Materials provided:
________________________________________

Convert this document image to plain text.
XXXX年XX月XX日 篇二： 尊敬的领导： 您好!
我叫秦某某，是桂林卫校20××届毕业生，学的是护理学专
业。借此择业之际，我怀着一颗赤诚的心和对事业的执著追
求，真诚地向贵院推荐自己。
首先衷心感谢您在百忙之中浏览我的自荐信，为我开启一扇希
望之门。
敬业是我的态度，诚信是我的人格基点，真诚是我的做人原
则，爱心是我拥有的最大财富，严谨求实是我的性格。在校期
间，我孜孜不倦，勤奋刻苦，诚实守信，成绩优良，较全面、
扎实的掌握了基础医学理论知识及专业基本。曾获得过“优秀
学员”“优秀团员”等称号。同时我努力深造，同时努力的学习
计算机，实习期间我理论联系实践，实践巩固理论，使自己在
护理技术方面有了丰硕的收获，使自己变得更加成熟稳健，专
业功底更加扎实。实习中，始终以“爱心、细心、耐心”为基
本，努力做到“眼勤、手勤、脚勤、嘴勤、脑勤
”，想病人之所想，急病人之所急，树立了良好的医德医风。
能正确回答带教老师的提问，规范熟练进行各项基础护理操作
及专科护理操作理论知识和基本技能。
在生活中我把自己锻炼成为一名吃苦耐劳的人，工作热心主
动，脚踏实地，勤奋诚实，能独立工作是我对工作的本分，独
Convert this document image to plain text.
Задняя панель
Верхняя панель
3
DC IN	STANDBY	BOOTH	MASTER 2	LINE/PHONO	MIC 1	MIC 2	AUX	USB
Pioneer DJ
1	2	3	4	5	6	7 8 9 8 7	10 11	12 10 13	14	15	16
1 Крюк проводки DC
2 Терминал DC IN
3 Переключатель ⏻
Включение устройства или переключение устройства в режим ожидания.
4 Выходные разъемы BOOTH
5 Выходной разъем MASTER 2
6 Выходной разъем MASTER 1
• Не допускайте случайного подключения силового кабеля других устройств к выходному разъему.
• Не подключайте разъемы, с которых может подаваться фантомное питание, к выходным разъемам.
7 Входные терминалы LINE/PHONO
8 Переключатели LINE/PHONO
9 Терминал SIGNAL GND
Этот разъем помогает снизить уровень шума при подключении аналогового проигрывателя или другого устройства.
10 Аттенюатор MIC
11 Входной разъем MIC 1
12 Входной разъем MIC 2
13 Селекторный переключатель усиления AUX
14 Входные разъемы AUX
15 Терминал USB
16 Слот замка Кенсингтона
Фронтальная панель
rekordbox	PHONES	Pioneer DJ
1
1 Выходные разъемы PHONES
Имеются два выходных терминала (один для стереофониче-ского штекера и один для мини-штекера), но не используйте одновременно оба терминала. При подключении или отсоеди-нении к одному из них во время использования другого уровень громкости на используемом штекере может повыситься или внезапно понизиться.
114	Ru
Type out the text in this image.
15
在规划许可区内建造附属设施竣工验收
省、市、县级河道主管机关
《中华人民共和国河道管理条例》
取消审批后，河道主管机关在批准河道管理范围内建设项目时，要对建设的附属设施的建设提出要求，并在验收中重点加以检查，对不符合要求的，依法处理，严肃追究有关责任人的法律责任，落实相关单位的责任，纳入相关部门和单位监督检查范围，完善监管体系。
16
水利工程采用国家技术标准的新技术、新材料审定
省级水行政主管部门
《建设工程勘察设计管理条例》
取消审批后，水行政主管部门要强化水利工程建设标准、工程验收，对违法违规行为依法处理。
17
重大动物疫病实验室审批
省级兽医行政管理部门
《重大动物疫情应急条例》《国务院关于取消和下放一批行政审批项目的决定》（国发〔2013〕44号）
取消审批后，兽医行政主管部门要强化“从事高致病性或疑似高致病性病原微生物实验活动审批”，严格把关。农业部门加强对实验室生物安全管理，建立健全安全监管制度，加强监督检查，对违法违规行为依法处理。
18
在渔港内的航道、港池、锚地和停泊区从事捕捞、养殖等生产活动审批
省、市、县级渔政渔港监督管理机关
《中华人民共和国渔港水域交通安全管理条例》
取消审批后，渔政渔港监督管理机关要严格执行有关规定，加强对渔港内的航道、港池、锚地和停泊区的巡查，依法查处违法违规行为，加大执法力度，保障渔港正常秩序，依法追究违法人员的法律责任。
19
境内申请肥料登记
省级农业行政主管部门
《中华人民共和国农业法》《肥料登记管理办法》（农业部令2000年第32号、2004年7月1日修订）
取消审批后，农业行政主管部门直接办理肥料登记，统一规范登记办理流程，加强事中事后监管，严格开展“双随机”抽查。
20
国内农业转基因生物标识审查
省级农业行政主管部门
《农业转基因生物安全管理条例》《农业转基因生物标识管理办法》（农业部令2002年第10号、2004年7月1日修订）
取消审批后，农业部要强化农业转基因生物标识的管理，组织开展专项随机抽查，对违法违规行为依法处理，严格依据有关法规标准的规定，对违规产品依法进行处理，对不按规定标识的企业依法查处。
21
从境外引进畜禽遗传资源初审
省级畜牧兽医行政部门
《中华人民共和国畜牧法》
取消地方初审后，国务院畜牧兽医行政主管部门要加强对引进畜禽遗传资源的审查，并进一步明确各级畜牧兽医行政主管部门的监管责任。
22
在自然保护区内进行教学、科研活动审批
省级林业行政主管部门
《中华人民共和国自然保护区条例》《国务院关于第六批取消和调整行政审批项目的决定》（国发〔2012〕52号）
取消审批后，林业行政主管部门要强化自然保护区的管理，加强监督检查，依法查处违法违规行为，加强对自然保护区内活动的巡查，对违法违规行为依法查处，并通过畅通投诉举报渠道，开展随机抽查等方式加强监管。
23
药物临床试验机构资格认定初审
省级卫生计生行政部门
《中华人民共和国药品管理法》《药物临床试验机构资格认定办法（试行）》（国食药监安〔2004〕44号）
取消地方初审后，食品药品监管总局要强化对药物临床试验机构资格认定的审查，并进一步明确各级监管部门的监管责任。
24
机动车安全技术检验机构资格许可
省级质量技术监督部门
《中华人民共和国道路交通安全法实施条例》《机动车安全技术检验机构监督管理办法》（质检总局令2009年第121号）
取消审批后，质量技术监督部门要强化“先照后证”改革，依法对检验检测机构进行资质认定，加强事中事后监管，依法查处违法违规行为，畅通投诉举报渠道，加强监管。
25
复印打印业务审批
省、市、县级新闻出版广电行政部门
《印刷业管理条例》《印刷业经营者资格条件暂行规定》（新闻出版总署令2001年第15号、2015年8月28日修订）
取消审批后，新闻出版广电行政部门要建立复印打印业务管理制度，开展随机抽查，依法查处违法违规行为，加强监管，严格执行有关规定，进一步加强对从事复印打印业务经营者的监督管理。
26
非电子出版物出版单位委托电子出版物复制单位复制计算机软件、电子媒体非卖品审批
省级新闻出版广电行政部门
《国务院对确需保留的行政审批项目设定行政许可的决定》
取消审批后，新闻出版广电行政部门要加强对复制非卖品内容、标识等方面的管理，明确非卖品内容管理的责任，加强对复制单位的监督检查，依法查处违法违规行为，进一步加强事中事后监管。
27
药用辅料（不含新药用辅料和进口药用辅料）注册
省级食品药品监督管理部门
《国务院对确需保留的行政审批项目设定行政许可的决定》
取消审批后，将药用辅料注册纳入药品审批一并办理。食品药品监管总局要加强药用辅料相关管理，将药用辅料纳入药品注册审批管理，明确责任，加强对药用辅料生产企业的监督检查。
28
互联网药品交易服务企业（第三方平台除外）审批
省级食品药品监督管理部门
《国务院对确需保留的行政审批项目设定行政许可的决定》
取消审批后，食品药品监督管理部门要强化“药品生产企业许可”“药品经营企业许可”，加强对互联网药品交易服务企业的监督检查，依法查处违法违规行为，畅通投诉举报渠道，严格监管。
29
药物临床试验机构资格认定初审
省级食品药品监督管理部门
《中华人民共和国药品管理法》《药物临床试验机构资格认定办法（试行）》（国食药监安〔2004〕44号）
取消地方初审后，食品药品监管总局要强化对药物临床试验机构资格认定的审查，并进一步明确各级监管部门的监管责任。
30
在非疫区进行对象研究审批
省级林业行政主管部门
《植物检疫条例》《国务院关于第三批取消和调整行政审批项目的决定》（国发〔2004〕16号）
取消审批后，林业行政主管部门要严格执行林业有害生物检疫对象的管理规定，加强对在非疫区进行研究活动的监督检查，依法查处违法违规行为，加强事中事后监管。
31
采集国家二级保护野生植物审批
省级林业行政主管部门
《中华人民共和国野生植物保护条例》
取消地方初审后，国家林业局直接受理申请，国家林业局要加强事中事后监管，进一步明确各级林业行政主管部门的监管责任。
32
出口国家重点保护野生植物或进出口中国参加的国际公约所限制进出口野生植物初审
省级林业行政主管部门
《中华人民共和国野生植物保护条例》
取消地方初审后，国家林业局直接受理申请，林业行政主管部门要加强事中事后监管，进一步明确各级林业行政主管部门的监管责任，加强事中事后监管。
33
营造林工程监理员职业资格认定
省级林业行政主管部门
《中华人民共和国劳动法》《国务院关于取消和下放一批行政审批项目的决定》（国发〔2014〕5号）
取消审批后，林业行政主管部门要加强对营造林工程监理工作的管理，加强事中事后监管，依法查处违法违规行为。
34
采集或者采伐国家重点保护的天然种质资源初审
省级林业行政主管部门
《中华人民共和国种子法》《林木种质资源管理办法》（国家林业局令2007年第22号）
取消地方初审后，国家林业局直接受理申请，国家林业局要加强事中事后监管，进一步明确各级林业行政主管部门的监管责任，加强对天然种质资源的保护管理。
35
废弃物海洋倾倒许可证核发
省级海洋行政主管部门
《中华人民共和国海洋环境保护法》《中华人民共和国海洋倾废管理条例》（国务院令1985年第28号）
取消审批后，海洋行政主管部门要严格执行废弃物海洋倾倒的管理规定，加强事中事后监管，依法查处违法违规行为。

________________________________________

Exercise aim: In the records above, how many lines include the string "对违法违规行为依法处理"? Answer with only the number.

Answer to this task: 3